» **TASK REQUIREMENTS**: All the lines below should appear again unchanged, though their pictures should not.

________________________________________

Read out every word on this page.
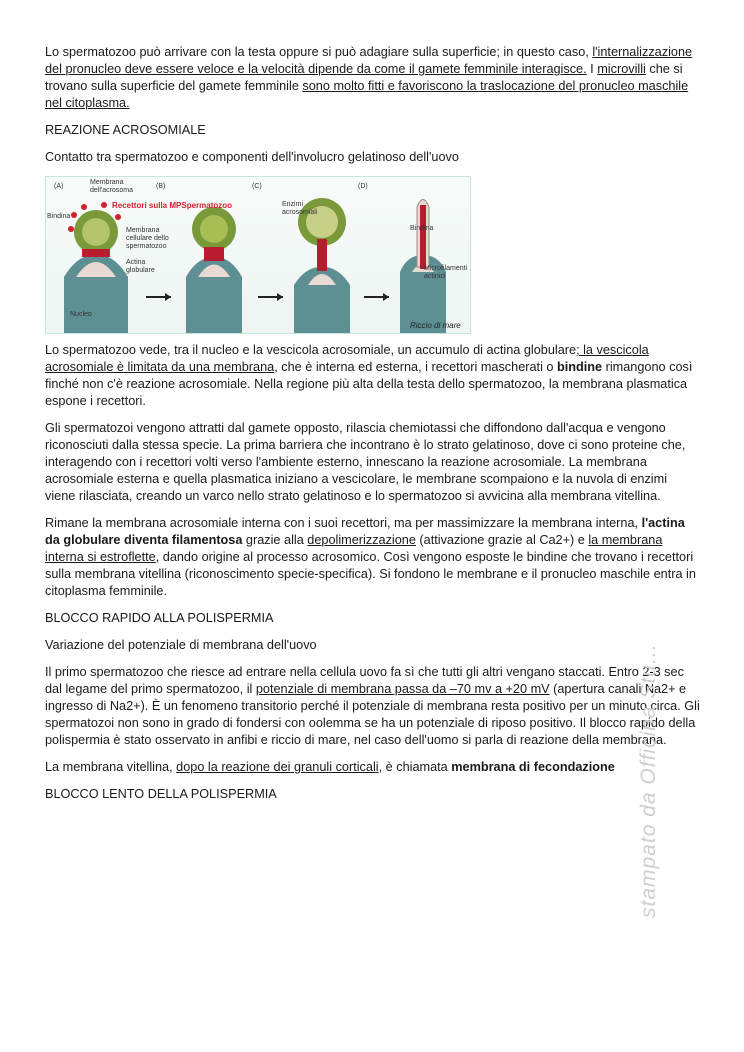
Lo spermatozoo può arrivare con la testa oppure si può adagiare sulla superficie; in questo caso, l'internalizzazione del pronucleo deve essere veloce e la velocità dipende da come il gamete femminile interagisce. I microvilli che si trovano sulla superficie del gamete femminile sono molto fitti e favoriscono la traslocazione del pronucleo maschile nel citoplasma.

REAZIONE ACROSOMIALE

Contatto tra spermatozoo e componenti dell'involucro gelatinoso dell'uovo

(A)	(B)	(C)	(D)
Membrana dell'acrosoma
Bindina
Recettori sulla MPSpermatozoo
Membrana cellulare dello spermatozoo
Actina globulare
Nucleo
Enzimi acrosomiali
Bindina
Microfilamenti actinici
Riccio di mare

Lo spermatozoo vede, tra il nucleo e la vescicola acrosomiale, un accumulo di actina globulare; la vescicola acrosomiale è limitata da una membrana, che è interna ed esterna, i recettori mascherati o bindine rimangono così finché non c'è reazione acrosomiale. Nella regione più alta della testa dello spermatozoo, la membrana plasmatica espone i recettori.

Gli spermatozoi vengono attratti dal gamete opposto, rilascia chemiotassi che diffondono dall'acqua e vengono riconosciuti dalla stessa specie. La prima barriera che incontrano è lo strato gelatinoso, dove ci sono proteine che, interagendo con i recettori volti verso l'ambiente esterno, innescano la reazione acrosomiale. La membrana acrosomiale esterna e quella plasmatica iniziano a vescicolare, le membrane scompaiono e la nuvola di enzimi viene rilasciata, creando un varco nello strato gelatinoso e lo spermatozoo si avvicina alla membrana vitellina.

Rimane la membrana acrosomiale interna con i suoi recettori, ma per massimizzare la membrana interna, l'actina da globulare diventa filamentosa grazie alla depolimerizzazione (attivazione grazie al Ca2+) e la membrana interna si estroflette, dando origine al processo acrosomico. Così vengono esposte le bindine che trovano i recettori sulla membrana vitellina (riconoscimento specie-specifica). Si fondono le membrane e il pronucleo maschile entra in citoplasma femminile.

BLOCCO RAPIDO ALLA POLISPERMIA

Variazione del potenziale di membrana dell'uovo

Il primo spermatozoo che riesce ad entrare nella cellula uovo fa sì che tutti gli altri vengano staccati. Entro 2-3 sec dal legame del primo spermatozoo, il potenziale di membrana passa da –70 mv a +20 mV (apertura canali Na2+ e ingresso di Na2+). È un fenomeno transitorio perché il potenziale di membrana resta positivo per un minuto circa. Gli spermatozoi non sono in grado di fondersi con oolemma se ha un potenziale di riposo positivo. Il blocco rapido della polispermia è stato osservato in anfibi e riccio di mare, nel caso dell'uomo si parla di reazione della membrana.

La membrana vitellina, dopo la reazione dei granuli corticali, è chiamata membrana di fecondazione

BLOCCO LENTO DELLA POLISPERMIA	stampato da Officina Stu...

________________________________________

» **RESPONSE BELOW**:
Read out every word on this page.
Lo spermatozoo può arrivare con la testa oppure si può adagiare sulla superficie; in questo caso, l'internalizzazione del pronucleo deve essere veloce e la velocità dipende da come il gamete femminile interagisce. I microvilli che si trovano sulla superficie del gamete femminile sono molto fitti e favoriscono la traslocazione del pronucleo maschile nel citoplasma.

REAZIONE ACROSOMIALE

Contatto tra spermatozoo e componenti dell'involucro gelatinoso dell'uovo

(A)	(B)	(C)	(D)
Membrana dell'acrosoma
Bindina
Recettori sulla MPSpermatozoo
Membrana cellulare dello spermatozoo
Actina globulare
Nucleo
Enzimi acrosomiali
Bindina
Microfilamenti actinici
Riccio di mare

Lo spermatozoo vede, tra il nucleo e la vescicola acrosomiale, un accumulo di actina globulare; la vescicola acrosomiale è limitata da una membrana, che è interna ed esterna, i recettori mascherati o bindine rimangono così finché non c'è reazione acrosomiale. Nella regione più alta della testa dello spermatozoo, la membrana plasmatica espone i recettori.

Gli spermatozoi vengono attratti dal gamete opposto, rilascia chemiotassi che diffondono dall'acqua e vengono riconosciuti dalla stessa specie. La prima barriera che incontrano è lo strato gelatinoso, dove ci sono proteine che, interagendo con i recettori volti verso l'ambiente esterno, innescano la reazione acrosomiale. La membrana acrosomiale esterna e quella plasmatica iniziano a vescicolare, le membrane scompaiono e la nuvola di enzimi viene rilasciata, creando un varco nello strato gelatinoso e lo spermatozoo si avvicina alla membrana vitellina.

Rimane la membrana acrosomiale interna con i suoi recettori, ma per massimizzare la membrana interna, l'actina da globulare diventa filamentosa grazie alla depolimerizzazione (attivazione grazie al Ca2+) e la membrana interna si estroflette, dando origine al processo acrosomico. Così vengono esposte le bindine che trovano i recettori sulla membrana vitellina (riconoscimento specie-specifica). Si fondono le membrane e il pronucleo maschile entra in citoplasma femminile.

BLOCCO RAPIDO ALLA POLISPERMIA

Variazione del potenziale di membrana dell'uovo

Il primo spermatozoo che riesce ad entrare nella cellula uovo fa sì che tutti gli altri vengano staccati. Entro 2-3 sec dal legame del primo spermatozoo, il potenziale di membrana passa da –70 mv a +20 mV (apertura canali Na2+ e ingresso di Na2+). È un fenomeno transitorio perché il potenziale di membrana resta positivo per un minuto circa. Gli spermatozoi non sono in grado di fondersi con oolemma se ha un potenziale di riposo positivo. Il blocco rapido della polispermia è stato osservato in anfibi e riccio di mare, nel caso dell'uomo si parla di reazione della membrana.

La membrana vitellina, dopo la reazione dei granuli corticali, è chiamata membrana di fecondazione

BLOCCO LENTO DELLA POLISPERMIA	stampato da Officina Stu...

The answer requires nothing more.